— begin DATA FOR THIS TASK —
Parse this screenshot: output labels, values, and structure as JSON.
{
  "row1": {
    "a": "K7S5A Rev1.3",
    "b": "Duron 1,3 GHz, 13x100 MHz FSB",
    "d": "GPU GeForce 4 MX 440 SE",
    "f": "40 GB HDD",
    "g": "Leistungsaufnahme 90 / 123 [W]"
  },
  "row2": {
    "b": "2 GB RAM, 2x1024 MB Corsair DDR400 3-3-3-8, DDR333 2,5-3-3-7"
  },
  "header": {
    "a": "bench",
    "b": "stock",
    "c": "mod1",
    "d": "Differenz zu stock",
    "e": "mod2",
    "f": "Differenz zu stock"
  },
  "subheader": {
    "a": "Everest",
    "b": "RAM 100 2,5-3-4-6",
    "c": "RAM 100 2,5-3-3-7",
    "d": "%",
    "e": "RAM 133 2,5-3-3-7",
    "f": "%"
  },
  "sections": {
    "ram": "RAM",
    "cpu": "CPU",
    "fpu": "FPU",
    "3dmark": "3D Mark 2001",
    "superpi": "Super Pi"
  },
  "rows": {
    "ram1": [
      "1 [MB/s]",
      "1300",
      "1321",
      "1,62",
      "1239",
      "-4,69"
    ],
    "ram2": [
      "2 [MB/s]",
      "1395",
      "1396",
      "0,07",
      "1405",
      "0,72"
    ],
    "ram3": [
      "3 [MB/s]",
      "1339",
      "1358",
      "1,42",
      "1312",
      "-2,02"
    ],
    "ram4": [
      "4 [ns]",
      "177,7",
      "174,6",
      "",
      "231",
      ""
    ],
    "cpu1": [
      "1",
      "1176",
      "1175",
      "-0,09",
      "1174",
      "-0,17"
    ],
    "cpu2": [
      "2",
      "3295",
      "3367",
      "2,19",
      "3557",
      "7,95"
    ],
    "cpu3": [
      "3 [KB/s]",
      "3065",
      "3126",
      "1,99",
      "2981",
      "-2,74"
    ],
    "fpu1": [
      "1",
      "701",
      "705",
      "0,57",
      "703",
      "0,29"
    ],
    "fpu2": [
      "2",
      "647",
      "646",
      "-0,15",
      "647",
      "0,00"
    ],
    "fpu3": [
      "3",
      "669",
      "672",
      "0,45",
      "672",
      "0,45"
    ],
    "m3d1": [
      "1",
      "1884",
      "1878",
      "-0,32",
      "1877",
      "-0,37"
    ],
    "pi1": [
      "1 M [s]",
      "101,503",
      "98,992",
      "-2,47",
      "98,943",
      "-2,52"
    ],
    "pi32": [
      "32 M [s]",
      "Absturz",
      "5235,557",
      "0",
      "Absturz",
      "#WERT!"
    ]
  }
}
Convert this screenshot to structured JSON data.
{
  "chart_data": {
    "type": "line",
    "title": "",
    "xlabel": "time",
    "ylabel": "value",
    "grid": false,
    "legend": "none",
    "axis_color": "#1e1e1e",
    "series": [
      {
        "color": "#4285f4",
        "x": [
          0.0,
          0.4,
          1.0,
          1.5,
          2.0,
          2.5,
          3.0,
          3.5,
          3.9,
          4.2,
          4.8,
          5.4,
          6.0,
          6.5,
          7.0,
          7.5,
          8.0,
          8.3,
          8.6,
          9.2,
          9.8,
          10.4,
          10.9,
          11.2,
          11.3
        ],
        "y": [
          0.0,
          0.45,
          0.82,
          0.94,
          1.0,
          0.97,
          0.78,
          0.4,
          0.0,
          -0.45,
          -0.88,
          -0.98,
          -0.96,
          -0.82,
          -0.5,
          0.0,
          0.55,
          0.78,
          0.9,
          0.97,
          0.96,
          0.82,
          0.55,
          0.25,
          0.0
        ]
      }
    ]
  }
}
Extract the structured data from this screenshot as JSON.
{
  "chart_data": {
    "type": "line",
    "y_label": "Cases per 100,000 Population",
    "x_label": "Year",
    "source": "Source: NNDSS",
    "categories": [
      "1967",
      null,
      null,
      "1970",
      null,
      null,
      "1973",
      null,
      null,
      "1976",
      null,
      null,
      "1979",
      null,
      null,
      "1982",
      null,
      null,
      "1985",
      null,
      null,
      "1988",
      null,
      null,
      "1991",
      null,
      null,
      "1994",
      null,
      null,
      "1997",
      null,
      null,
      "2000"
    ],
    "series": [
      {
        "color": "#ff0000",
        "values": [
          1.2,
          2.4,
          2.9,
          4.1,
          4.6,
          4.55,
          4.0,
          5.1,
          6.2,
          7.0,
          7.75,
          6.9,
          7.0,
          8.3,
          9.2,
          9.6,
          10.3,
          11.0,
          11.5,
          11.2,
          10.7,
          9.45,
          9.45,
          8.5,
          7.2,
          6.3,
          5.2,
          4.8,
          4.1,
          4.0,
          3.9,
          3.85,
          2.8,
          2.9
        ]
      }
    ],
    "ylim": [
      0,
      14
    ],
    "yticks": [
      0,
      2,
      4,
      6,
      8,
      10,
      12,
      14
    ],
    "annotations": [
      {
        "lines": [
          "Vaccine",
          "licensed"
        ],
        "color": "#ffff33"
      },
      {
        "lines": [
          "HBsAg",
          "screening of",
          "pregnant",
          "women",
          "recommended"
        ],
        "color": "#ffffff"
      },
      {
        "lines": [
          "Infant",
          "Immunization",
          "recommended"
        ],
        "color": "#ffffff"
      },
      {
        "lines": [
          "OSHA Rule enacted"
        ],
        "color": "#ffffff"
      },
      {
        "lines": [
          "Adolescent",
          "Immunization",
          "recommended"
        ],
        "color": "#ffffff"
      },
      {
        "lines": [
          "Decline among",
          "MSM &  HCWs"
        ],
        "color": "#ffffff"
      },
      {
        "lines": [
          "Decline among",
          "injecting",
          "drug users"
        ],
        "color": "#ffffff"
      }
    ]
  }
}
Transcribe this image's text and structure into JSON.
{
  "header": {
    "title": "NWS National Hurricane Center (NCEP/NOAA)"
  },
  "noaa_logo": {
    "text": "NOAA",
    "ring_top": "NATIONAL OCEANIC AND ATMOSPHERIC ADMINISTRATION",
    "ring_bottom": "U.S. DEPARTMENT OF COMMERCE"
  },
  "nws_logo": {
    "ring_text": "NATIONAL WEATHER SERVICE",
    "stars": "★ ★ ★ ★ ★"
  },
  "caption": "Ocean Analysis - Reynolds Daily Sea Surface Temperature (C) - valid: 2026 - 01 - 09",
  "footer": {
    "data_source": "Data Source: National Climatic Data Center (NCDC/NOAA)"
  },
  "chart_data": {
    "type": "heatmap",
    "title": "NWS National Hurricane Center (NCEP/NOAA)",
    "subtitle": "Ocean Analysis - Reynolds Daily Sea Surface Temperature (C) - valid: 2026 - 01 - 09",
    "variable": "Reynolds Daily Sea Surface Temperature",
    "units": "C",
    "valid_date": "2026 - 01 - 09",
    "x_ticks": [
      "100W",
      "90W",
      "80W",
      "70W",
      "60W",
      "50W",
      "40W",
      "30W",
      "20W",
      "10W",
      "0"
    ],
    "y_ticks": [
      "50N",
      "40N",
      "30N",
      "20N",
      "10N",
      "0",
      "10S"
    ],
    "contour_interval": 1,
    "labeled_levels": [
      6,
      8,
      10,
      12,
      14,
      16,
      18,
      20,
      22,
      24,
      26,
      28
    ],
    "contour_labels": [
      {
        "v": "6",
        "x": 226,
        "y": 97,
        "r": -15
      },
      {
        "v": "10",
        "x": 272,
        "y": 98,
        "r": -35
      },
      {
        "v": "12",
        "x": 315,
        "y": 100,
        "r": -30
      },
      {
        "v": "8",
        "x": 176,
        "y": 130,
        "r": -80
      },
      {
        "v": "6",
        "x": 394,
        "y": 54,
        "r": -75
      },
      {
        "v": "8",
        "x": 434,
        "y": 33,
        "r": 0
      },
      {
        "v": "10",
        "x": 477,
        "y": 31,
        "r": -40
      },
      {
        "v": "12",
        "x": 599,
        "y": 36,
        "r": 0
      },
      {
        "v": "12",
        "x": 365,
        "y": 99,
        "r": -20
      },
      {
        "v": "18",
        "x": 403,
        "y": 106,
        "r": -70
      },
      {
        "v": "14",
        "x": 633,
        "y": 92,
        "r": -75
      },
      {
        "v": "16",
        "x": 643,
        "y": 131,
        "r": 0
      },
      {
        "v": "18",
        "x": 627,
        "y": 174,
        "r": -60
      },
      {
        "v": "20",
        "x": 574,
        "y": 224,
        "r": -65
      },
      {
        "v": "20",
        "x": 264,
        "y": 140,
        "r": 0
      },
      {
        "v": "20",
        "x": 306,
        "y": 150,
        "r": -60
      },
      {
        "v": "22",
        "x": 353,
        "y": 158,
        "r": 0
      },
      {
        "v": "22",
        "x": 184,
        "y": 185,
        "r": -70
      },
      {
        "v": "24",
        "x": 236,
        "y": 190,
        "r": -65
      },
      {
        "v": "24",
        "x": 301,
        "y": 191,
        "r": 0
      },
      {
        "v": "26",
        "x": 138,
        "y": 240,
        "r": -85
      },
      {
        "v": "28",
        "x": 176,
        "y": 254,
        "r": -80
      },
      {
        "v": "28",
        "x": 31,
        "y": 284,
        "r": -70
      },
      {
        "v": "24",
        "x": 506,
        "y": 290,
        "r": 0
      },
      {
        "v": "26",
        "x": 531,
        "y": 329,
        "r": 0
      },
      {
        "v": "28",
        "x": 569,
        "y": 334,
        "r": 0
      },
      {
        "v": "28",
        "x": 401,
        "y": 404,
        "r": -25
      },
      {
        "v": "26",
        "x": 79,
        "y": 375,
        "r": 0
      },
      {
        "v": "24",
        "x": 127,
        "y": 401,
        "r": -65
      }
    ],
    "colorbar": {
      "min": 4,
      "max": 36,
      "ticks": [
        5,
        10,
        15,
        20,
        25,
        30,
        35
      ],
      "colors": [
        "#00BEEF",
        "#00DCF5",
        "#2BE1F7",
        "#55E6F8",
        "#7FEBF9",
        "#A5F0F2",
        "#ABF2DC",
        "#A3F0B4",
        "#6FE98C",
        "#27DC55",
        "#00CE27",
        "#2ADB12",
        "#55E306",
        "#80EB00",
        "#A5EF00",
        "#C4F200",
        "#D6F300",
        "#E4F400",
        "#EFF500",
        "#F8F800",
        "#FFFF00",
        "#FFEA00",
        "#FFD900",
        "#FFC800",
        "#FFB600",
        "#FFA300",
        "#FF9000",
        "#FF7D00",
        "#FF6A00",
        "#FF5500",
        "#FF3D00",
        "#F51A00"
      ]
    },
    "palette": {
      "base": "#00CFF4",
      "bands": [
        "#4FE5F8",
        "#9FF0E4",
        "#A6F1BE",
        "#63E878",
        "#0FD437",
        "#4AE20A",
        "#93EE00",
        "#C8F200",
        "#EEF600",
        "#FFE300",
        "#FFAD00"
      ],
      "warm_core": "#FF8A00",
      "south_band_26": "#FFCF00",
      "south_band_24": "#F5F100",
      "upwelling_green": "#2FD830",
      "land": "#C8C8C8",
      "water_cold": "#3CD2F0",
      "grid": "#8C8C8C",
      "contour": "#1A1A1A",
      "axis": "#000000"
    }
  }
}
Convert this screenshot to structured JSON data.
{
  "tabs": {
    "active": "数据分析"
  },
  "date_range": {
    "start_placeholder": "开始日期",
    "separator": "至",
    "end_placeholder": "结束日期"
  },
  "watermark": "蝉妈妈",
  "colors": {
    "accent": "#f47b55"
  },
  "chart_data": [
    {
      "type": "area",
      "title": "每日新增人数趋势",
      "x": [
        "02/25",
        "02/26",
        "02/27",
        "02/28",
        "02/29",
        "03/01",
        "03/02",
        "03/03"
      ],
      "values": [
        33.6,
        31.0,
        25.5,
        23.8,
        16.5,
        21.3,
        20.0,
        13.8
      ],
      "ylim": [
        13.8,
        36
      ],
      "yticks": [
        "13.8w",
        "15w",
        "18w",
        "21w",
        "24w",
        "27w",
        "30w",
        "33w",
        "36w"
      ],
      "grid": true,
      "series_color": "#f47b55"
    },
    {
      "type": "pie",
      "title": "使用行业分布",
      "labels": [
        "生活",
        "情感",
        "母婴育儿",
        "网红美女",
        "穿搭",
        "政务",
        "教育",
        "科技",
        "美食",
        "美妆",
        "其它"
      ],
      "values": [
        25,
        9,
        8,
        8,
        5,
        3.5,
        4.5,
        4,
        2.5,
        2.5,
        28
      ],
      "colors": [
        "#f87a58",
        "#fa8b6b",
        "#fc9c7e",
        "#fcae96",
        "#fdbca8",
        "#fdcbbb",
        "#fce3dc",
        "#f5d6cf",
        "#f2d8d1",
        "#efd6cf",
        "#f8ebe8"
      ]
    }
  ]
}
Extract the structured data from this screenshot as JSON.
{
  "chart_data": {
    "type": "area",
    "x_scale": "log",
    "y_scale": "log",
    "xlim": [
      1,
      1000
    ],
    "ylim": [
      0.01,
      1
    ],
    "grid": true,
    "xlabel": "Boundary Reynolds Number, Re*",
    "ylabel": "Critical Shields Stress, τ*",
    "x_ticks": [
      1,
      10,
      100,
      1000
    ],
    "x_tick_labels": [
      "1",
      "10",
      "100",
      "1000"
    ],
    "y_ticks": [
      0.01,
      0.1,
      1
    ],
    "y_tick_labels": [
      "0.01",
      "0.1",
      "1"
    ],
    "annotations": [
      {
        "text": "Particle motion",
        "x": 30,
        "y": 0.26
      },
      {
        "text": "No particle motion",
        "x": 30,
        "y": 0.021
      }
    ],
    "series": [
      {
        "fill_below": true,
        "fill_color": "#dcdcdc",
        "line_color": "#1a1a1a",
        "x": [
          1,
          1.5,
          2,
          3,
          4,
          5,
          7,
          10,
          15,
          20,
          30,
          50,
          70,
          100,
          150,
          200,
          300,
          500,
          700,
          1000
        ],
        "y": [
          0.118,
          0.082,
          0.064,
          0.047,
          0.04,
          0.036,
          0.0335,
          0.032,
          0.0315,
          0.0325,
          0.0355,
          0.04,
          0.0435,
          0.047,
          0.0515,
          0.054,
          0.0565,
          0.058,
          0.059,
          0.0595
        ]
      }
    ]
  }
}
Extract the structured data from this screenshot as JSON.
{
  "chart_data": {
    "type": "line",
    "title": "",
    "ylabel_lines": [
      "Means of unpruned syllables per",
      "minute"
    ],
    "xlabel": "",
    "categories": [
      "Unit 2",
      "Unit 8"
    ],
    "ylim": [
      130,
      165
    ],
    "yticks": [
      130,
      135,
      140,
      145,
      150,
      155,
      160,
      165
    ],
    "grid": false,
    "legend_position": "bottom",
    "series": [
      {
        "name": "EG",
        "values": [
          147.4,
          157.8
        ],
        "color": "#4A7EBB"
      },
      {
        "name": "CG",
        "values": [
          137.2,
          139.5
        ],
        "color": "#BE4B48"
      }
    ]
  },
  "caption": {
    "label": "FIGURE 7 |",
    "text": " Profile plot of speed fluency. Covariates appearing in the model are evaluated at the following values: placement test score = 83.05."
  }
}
— end DATA FOR THIS TASK —
PROBLEM DESCRIPTION =
Tally how many lines in the material above hold the word "xlabel". Write only that number.

PROBLEM SOLUTION =
3